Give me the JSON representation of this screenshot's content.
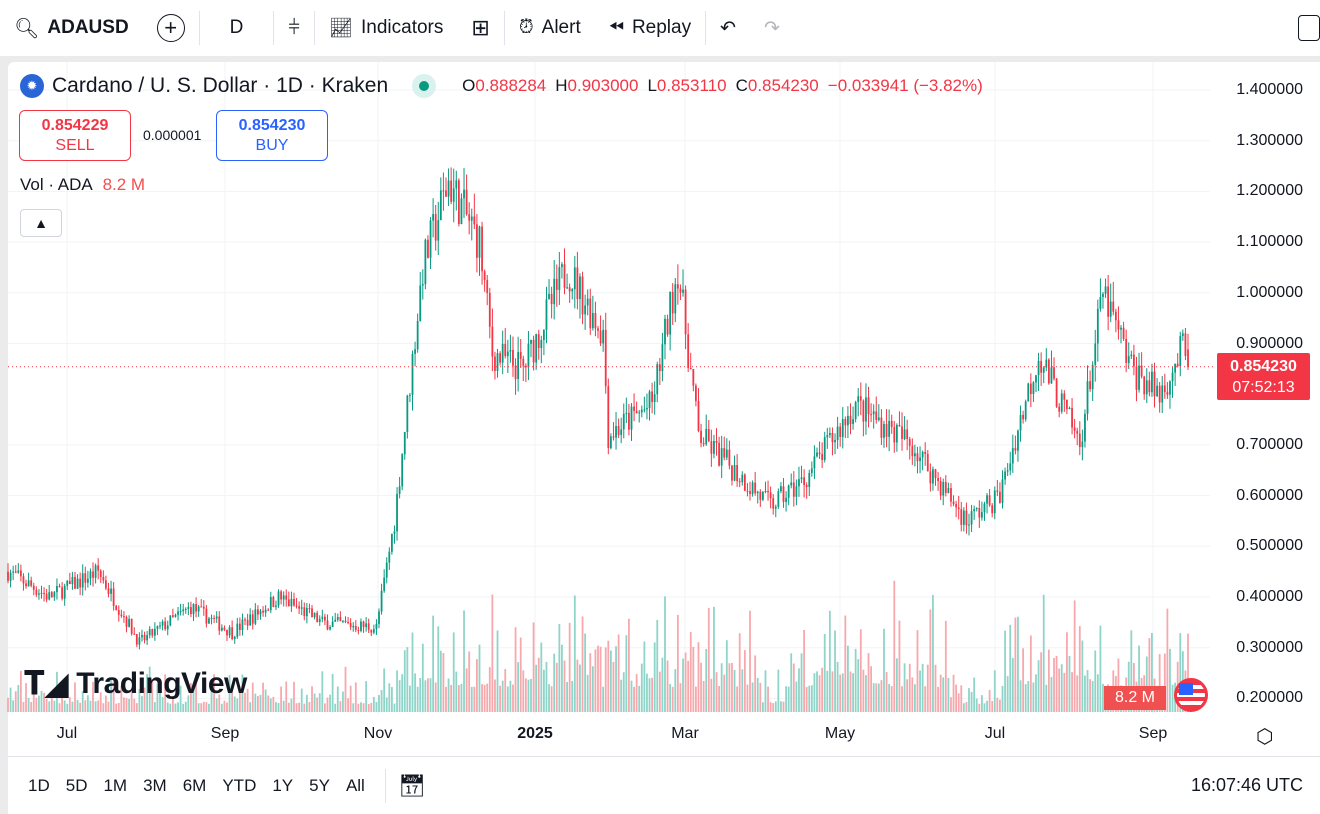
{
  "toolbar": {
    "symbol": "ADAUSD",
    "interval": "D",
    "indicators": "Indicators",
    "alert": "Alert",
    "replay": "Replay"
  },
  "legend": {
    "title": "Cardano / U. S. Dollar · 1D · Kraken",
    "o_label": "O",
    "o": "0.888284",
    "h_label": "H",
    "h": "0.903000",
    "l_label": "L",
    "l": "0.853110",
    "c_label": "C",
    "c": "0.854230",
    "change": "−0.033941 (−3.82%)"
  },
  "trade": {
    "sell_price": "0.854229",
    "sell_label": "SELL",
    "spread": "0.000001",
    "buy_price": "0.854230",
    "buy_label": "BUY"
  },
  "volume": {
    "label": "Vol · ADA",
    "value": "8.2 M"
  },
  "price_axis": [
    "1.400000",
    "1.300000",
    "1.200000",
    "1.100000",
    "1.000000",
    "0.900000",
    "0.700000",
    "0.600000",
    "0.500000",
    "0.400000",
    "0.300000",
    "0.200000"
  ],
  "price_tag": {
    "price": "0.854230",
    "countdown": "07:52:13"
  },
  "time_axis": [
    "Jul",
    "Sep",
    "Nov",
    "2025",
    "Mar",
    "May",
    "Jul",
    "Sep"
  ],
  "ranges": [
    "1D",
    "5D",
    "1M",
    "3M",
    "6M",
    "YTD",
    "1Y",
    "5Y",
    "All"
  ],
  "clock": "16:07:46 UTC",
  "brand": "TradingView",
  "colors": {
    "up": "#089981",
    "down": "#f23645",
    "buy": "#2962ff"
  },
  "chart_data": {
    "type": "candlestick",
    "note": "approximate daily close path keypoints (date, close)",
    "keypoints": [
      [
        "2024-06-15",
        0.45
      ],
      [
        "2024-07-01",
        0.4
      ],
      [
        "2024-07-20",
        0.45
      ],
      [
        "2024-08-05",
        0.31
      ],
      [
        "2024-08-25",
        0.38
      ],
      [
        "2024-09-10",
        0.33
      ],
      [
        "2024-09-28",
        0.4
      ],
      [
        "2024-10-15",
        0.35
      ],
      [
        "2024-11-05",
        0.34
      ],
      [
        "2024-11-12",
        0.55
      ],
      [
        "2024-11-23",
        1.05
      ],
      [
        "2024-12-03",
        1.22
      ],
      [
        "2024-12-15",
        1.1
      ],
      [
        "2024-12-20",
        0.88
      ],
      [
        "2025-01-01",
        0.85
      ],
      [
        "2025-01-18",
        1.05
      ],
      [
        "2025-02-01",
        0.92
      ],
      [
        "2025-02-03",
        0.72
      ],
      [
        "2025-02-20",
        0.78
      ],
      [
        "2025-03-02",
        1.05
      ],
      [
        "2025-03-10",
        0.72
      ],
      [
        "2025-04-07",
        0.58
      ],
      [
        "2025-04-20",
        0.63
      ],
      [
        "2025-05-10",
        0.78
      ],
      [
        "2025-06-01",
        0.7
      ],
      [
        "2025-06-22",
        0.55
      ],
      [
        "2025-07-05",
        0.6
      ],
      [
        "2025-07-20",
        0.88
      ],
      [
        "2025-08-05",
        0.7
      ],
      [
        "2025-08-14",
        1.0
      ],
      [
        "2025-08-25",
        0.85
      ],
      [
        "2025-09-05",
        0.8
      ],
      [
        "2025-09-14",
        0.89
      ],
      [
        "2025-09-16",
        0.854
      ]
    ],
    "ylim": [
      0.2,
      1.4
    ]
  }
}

--*--

Each entry above should be reproduced exactly, with the pictures removed.

:: Final result ::
Give me the JSON representation of this screenshot's content.
{
  "toolbar": {
    "symbol": "ADAUSD",
    "interval": "D",
    "indicators": "Indicators",
    "alert": "Alert",
    "replay": "Replay"
  },
  "legend": {
    "title": "Cardano / U. S. Dollar · 1D · Kraken",
    "o_label": "O",
    "o": "0.888284",
    "h_label": "H",
    "h": "0.903000",
    "l_label": "L",
    "l": "0.853110",
    "c_label": "C",
    "c": "0.854230",
    "change": "−0.033941 (−3.82%)"
  },
  "trade": {
    "sell_price": "0.854229",
    "sell_label": "SELL",
    "spread": "0.000001",
    "buy_price": "0.854230",
    "buy_label": "BUY"
  },
  "volume": {
    "label": "Vol · ADA",
    "value": "8.2 M"
  },
  "price_axis": [
    "1.400000",
    "1.300000",
    "1.200000",
    "1.100000",
    "1.000000",
    "0.900000",
    "0.700000",
    "0.600000",
    "0.500000",
    "0.400000",
    "0.300000",
    "0.200000"
  ],
  "price_tag": {
    "price": "0.854230",
    "countdown": "07:52:13"
  },
  "time_axis": [
    "Jul",
    "Sep",
    "Nov",
    "2025",
    "Mar",
    "May",
    "Jul",
    "Sep"
  ],
  "ranges": [
    "1D",
    "5D",
    "1M",
    "3M",
    "6M",
    "YTD",
    "1Y",
    "5Y",
    "All"
  ],
  "clock": "16:07:46 UTC",
  "brand": "TradingView",
  "colors": {
    "up": "#089981",
    "down": "#f23645",
    "buy": "#2962ff"
  },
  "chart_data": {
    "type": "candlestick",
    "note": "approximate daily close path keypoints (date, close)",
    "keypoints": [
      [
        "2024-06-15",
        0.45
      ],
      [
        "2024-07-01",
        0.4
      ],
      [
        "2024-07-20",
        0.45
      ],
      [
        "2024-08-05",
        0.31
      ],
      [
        "2024-08-25",
        0.38
      ],
      [
        "2024-09-10",
        0.33
      ],
      [
        "2024-09-28",
        0.4
      ],
      [
        "2024-10-15",
        0.35
      ],
      [
        "2024-11-05",
        0.34
      ],
      [
        "2024-11-12",
        0.55
      ],
      [
        "2024-11-23",
        1.05
      ],
      [
        "2024-12-03",
        1.22
      ],
      [
        "2024-12-15",
        1.1
      ],
      [
        "2024-12-20",
        0.88
      ],
      [
        "2025-01-01",
        0.85
      ],
      [
        "2025-01-18",
        1.05
      ],
      [
        "2025-02-01",
        0.92
      ],
      [
        "2025-02-03",
        0.72
      ],
      [
        "2025-02-20",
        0.78
      ],
      [
        "2025-03-02",
        1.05
      ],
      [
        "2025-03-10",
        0.72
      ],
      [
        "2025-04-07",
        0.58
      ],
      [
        "2025-04-20",
        0.63
      ],
      [
        "2025-05-10",
        0.78
      ],
      [
        "2025-06-01",
        0.7
      ],
      [
        "2025-06-22",
        0.55
      ],
      [
        "2025-07-05",
        0.6
      ],
      [
        "2025-07-20",
        0.88
      ],
      [
        "2025-08-05",
        0.7
      ],
      [
        "2025-08-14",
        1.0
      ],
      [
        "2025-08-25",
        0.85
      ],
      [
        "2025-09-05",
        0.8
      ],
      [
        "2025-09-14",
        0.89
      ],
      [
        "2025-09-16",
        0.854
      ]
    ],
    "ylim": [
      0.2,
      1.4
    ]
  }
}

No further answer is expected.